(Records from a data source)
────

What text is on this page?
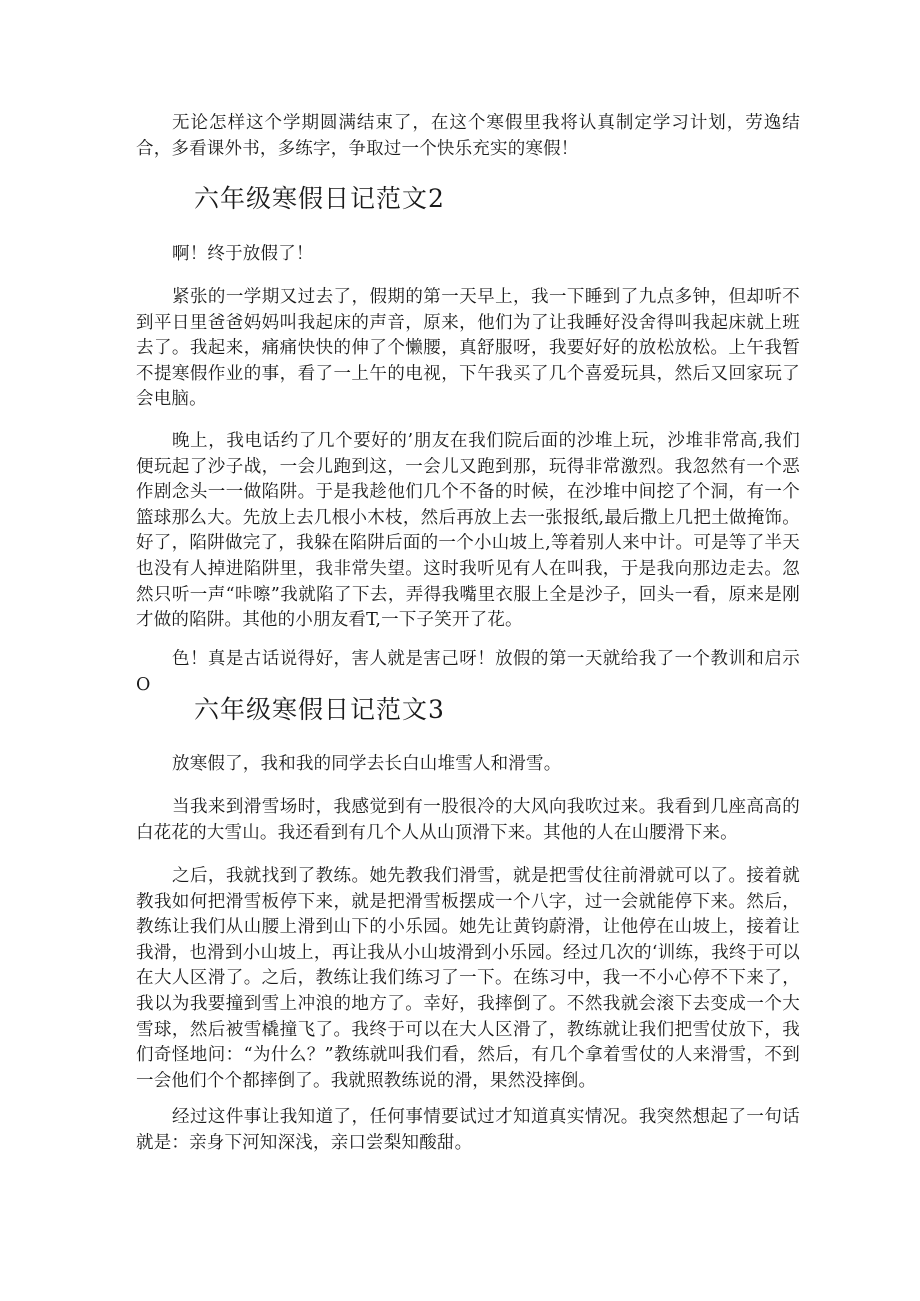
无论怎样这个学期圆满结束了，在这个寒假里我将认真制定学习计划，劳逸结合，多看课外书，多练字，争取过一个快乐充实的寒假！

六年级寒假日记范文2

啊！终于放假了！

紧张的一学期又过去了，假期的第一天早上，我一下睡到了九点多钟，但却听不到平日里爸爸妈妈叫我起床的声音，原来，他们为了让我睡好没舍得叫我起床就上班去了。我起来，痛痛快快的伸了个懒腰，真舒服呀，我要好好的放松放松。上午我暂不提寒假作业的事，看了一上午的电视，下午我买了几个喜爱玩具，然后又回家玩了会电脑。

晚上，我电话约了几个要好的’朋友在我们院后面的沙堆上玩，沙堆非常高,我们便玩起了沙子战，一会儿跑到这，一会儿又跑到那，玩得非常激烈。我忽然有一个恶作剧念头一一做陷阱。于是我趁他们几个不备的时候，在沙堆中间挖了个洞，有一个篮球那么大。先放上去几根小木枝，然后再放上去一张报纸,最后撒上几把土做掩饰。好了，陷阱做完了，我躲在陷阱后面的一个小山坡上,等着别人来中计。可是等了半天也没有人掉进陷阱里，我非常失望。这时我听见有人在叫我，于是我向那边走去。忽然只听一声“咔嚓”我就陷了下去，弄得我嘴里衣服上全是沙子，回头一看，原来是刚才做的陷阱。其他的小朋友看T,一下子笑开了花。

色！真是古话说得好，害人就是害己呀！放假的第一天就给我了一个教训和启示O

六年级寒假日记范文3

放寒假了，我和我的同学去长白山堆雪人和滑雪。

当我来到滑雪场时，我感觉到有一股很冷的大风向我吹过来。我看到几座高高的白花花的大雪山。我还看到有几个人从山顶滑下来。其他的人在山腰滑下来。

之后，我就找到了教练。她先教我们滑雪，就是把雪仗往前滑就可以了。接着就教我如何把滑雪板停下来，就是把滑雪板摆成一个八字，过一会就能停下来。然后，教练让我们从山腰上滑到山下的小乐园。她先让黄钧蔚滑，让他停在山坡上，接着让我滑，也滑到小山坡上，再让我从小山坡滑到小乐园。经过几次的‘训练，我终于可以在大人区滑了。之后，教练让我们练习了一下。在练习中，我一不小心停不下来了，我以为我要撞到雪上冲浪的地方了。幸好，我摔倒了。不然我就会滚下去变成一个大雪球，然后被雪橇撞飞了。我终于可以在大人区滑了，教练就让我们把雪仗放下，我们奇怪地问：“为什么？”教练就叫我们看，然后，有几个拿着雪仗的人来滑雪，不到一会他们个个都摔倒了。我就照教练说的滑，果然没摔倒。

经过这件事让我知道了，任何事情要试过才知道真实情况。我突然想起了一句话就是：亲身下河知深浅，亲口尝梨知酸甜。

────

Leave the images out, please, and restate each line word for word.

### Finished answer:
What text is on this page?
无论怎样这个学期圆满结束了，在这个寒假里我将认真制定学习计划，劳逸结合，多看课外书，多练字，争取过一个快乐充实的寒假！

六年级寒假日记范文2

啊！终于放假了！

紧张的一学期又过去了，假期的第一天早上，我一下睡到了九点多钟，但却听不到平日里爸爸妈妈叫我起床的声音，原来，他们为了让我睡好没舍得叫我起床就上班去了。我起来，痛痛快快的伸了个懒腰，真舒服呀，我要好好的放松放松。上午我暂不提寒假作业的事，看了一上午的电视，下午我买了几个喜爱玩具，然后又回家玩了会电脑。

晚上，我电话约了几个要好的’朋友在我们院后面的沙堆上玩，沙堆非常高,我们便玩起了沙子战，一会儿跑到这，一会儿又跑到那，玩得非常激烈。我忽然有一个恶作剧念头一一做陷阱。于是我趁他们几个不备的时候，在沙堆中间挖了个洞，有一个篮球那么大。先放上去几根小木枝，然后再放上去一张报纸,最后撒上几把土做掩饰。好了，陷阱做完了，我躲在陷阱后面的一个小山坡上,等着别人来中计。可是等了半天也没有人掉进陷阱里，我非常失望。这时我听见有人在叫我，于是我向那边走去。忽然只听一声“咔嚓”我就陷了下去，弄得我嘴里衣服上全是沙子，回头一看，原来是刚才做的陷阱。其他的小朋友看T,一下子笑开了花。

色！真是古话说得好，害人就是害己呀！放假的第一天就给我了一个教训和启示O

六年级寒假日记范文3

放寒假了，我和我的同学去长白山堆雪人和滑雪。

当我来到滑雪场时，我感觉到有一股很冷的大风向我吹过来。我看到几座高高的白花花的大雪山。我还看到有几个人从山顶滑下来。其他的人在山腰滑下来。

之后，我就找到了教练。她先教我们滑雪，就是把雪仗往前滑就可以了。接着就教我如何把滑雪板停下来，就是把滑雪板摆成一个八字，过一会就能停下来。然后，教练让我们从山腰上滑到山下的小乐园。她先让黄钧蔚滑，让他停在山坡上，接着让我滑，也滑到小山坡上，再让我从小山坡滑到小乐园。经过几次的‘训练，我终于可以在大人区滑了。之后，教练让我们练习了一下。在练习中，我一不小心停不下来了，我以为我要撞到雪上冲浪的地方了。幸好，我摔倒了。不然我就会滚下去变成一个大雪球，然后被雪橇撞飞了。我终于可以在大人区滑了，教练就让我们把雪仗放下，我们奇怪地问：“为什么？”教练就叫我们看，然后，有几个拿着雪仗的人来滑雪，不到一会他们个个都摔倒了。我就照教练说的滑，果然没摔倒。

经过这件事让我知道了，任何事情要试过才知道真实情况。我突然想起了一句话就是：亲身下河知深浅，亲口尝梨知酸甜。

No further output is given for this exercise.